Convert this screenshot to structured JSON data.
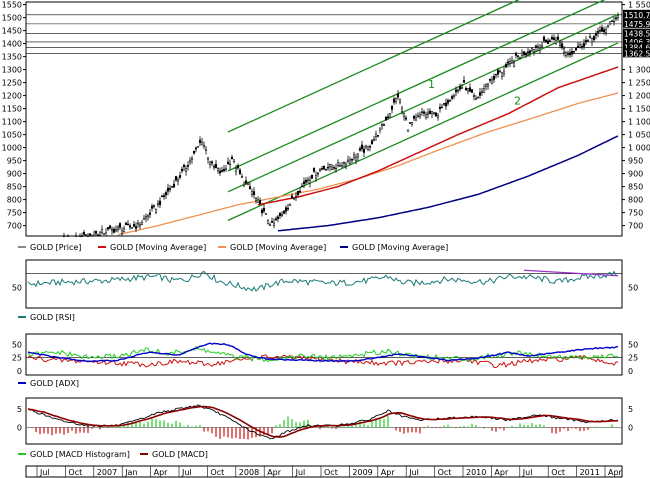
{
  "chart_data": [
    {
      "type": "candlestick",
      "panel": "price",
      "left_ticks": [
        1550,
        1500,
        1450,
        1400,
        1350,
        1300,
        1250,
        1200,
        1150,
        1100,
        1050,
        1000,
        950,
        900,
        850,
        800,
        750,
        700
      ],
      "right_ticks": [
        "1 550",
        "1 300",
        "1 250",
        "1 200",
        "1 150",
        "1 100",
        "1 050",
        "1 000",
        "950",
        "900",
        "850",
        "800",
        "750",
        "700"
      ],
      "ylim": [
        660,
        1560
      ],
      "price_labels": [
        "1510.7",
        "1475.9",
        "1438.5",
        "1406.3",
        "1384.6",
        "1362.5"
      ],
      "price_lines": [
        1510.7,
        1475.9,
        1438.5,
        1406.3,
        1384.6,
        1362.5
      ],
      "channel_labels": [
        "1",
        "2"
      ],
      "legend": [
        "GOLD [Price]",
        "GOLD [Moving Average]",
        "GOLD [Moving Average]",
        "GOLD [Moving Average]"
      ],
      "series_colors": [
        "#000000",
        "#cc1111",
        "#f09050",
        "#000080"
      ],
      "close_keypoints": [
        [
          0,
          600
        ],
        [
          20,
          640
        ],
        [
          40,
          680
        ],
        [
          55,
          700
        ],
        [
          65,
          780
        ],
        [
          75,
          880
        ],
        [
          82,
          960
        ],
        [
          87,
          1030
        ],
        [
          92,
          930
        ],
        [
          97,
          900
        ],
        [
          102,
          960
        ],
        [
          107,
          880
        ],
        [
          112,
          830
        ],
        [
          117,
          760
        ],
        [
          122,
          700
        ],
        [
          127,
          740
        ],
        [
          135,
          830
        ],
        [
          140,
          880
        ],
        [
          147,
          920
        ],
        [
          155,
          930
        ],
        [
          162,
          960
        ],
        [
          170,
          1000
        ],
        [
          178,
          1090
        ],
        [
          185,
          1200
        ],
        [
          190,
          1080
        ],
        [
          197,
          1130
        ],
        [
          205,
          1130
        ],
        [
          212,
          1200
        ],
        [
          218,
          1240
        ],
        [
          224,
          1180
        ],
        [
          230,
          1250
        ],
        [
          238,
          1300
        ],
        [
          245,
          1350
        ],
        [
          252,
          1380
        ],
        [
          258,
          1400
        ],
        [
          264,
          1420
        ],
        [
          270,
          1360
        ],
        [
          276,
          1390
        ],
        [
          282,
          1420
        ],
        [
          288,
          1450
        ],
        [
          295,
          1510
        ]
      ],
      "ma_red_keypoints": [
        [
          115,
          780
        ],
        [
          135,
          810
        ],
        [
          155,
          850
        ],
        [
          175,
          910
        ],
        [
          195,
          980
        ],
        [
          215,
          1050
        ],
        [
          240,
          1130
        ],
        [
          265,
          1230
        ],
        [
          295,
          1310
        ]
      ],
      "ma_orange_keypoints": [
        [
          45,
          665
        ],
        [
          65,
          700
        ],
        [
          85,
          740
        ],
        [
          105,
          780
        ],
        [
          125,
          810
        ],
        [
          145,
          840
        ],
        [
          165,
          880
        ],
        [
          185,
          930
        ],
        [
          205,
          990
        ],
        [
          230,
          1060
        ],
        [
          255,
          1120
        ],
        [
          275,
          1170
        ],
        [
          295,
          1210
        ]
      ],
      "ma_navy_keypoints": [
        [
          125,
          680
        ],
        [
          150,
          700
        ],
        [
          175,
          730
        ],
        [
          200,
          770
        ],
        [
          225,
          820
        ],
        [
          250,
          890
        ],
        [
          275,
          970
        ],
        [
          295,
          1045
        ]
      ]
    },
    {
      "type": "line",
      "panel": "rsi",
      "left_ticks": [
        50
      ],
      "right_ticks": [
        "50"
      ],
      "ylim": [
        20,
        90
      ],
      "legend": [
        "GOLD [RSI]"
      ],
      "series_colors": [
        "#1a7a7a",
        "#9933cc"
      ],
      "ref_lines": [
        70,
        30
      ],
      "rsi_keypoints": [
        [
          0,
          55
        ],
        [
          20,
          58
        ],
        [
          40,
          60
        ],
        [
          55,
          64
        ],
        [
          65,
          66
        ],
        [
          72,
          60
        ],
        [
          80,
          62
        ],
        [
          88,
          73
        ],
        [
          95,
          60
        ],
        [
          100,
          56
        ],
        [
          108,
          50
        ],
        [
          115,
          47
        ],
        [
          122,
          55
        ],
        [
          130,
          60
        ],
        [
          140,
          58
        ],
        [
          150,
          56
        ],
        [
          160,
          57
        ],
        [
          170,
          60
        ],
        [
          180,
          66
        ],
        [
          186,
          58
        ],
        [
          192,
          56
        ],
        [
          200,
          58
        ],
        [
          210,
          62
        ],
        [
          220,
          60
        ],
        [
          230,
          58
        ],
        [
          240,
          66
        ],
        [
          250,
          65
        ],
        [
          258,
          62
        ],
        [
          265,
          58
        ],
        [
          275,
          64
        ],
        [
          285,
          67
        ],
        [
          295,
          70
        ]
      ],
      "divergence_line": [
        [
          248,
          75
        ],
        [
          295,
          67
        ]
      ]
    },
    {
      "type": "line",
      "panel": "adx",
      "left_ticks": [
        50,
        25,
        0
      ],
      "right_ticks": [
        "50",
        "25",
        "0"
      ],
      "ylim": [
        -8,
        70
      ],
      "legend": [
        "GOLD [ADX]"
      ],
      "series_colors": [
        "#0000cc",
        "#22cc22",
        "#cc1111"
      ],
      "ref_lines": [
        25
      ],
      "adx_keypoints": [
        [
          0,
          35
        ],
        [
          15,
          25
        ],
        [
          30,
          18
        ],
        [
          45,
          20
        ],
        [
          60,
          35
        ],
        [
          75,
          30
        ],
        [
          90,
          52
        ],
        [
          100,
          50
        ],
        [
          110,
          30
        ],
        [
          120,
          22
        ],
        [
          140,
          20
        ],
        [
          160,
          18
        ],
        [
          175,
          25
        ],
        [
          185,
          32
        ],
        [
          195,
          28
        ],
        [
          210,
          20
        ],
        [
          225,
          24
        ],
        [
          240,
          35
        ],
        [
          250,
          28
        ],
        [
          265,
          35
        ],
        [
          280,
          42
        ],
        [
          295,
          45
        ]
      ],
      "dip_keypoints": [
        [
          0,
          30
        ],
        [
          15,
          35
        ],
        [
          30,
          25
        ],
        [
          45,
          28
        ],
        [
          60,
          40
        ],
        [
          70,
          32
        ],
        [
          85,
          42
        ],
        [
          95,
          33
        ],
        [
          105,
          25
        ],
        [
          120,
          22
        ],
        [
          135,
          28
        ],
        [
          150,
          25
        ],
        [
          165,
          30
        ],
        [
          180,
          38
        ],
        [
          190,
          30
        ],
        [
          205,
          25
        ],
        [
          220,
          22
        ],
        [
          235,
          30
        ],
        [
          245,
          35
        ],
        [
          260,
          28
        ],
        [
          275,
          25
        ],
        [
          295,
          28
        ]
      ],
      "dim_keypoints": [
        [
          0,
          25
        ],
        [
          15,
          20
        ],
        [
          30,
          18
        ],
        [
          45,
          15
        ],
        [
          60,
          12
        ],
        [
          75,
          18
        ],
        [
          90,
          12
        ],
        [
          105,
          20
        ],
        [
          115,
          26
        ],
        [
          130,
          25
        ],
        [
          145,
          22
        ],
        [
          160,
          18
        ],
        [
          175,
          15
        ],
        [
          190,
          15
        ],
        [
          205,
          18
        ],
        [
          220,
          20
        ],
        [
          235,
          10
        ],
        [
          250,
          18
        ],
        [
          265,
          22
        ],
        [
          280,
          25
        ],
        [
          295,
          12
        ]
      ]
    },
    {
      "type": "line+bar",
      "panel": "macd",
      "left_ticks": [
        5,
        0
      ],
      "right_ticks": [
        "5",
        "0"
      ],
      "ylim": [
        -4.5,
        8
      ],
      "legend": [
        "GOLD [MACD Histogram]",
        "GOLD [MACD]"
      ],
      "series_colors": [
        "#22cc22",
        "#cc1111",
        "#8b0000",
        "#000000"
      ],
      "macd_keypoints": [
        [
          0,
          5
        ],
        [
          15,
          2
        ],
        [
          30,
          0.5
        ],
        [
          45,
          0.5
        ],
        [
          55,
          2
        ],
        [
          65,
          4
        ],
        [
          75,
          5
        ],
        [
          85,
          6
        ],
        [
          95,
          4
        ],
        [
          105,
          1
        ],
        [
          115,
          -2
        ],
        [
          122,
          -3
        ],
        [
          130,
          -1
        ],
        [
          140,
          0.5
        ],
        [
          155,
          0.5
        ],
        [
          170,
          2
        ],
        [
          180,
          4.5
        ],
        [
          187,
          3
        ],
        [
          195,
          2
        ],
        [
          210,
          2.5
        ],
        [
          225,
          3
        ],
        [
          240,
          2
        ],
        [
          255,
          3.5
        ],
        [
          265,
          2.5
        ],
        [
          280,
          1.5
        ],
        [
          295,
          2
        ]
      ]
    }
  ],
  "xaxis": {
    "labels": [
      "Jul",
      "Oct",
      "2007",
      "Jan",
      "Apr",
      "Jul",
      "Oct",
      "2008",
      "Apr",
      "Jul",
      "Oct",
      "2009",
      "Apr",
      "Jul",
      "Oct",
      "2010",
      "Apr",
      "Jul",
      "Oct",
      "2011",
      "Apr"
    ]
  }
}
^^^^
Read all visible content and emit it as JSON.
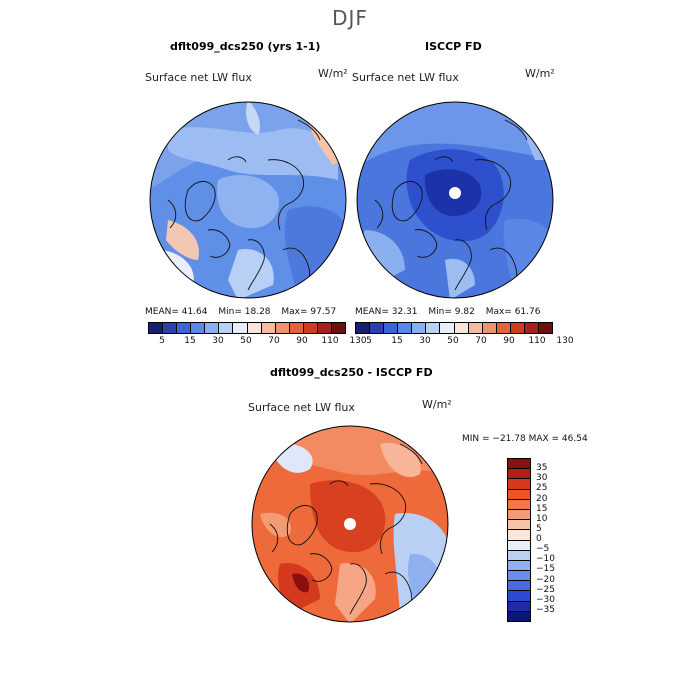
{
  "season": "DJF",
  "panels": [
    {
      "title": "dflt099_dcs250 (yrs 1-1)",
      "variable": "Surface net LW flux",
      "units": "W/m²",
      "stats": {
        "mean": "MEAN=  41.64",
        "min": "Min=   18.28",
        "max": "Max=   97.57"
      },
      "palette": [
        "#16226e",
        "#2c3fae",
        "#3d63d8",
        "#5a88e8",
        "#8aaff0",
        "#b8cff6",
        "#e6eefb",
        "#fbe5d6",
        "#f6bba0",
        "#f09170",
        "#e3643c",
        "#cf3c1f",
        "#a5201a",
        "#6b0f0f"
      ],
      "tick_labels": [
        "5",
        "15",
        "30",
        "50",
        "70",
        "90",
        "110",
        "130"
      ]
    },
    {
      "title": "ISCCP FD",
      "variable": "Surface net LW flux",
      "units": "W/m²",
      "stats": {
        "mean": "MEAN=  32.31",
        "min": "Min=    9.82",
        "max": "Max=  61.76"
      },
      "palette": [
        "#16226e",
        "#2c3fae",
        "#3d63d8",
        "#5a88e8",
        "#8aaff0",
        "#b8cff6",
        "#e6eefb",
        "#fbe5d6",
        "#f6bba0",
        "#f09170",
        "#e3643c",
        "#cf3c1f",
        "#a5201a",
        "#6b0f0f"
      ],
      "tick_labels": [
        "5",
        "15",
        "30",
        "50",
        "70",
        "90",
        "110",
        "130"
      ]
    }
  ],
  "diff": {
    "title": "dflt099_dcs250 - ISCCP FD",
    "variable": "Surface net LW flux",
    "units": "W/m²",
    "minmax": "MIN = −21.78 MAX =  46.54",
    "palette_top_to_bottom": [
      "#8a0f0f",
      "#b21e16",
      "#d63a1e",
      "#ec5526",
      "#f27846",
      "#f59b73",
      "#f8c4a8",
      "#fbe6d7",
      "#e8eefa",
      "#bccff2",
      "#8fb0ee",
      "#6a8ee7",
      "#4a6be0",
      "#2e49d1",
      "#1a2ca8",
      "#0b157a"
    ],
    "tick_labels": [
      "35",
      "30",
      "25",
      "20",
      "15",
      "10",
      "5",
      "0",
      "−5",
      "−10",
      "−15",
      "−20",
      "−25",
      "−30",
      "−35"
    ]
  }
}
^^^^
Go through the material and select each line with the string "ISCCP" in it.

      "title": "ISCCP FD",
    "title": "dflt099_dcs250 - ISCCP FD",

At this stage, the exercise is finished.